* RECORDS TO PROCESS *
────────────────────

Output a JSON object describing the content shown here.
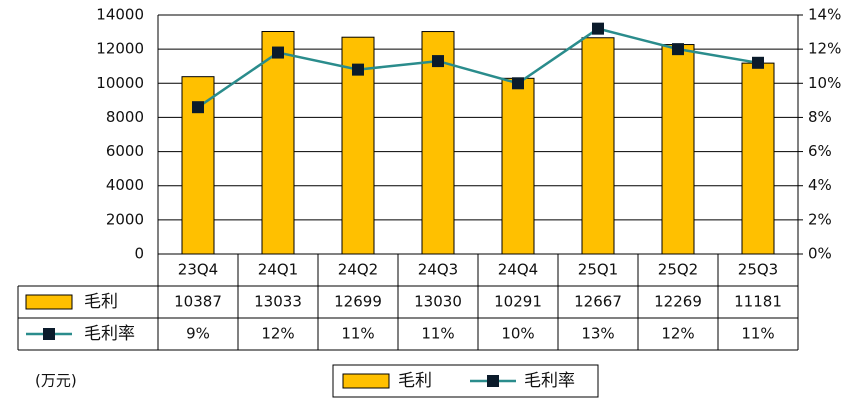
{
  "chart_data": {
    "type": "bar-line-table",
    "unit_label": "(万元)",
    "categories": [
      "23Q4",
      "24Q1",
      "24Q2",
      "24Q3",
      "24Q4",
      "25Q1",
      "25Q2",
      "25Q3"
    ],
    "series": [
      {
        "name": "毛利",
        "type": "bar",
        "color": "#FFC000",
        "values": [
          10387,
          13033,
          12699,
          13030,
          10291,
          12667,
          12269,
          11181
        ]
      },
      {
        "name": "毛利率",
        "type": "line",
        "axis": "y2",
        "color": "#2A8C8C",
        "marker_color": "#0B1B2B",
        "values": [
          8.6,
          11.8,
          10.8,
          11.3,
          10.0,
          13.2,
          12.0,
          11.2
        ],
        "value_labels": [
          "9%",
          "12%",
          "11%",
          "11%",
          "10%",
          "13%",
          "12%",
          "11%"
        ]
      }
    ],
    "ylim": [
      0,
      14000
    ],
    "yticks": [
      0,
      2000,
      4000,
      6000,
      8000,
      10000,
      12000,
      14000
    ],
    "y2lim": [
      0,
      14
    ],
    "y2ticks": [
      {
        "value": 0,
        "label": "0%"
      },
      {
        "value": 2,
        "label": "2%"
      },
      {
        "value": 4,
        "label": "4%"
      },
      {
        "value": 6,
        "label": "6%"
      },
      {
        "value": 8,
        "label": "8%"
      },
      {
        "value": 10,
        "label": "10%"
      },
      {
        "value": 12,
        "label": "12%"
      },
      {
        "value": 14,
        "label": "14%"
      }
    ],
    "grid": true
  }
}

────────────────────

* PROBLEM DETAILS *
Identify the lines that contain the string "type", and copy every one of them.

* ANSWER TO THIS TASK *
    "type": "bar-line-table",
        "type": "bar",
        "type": "line",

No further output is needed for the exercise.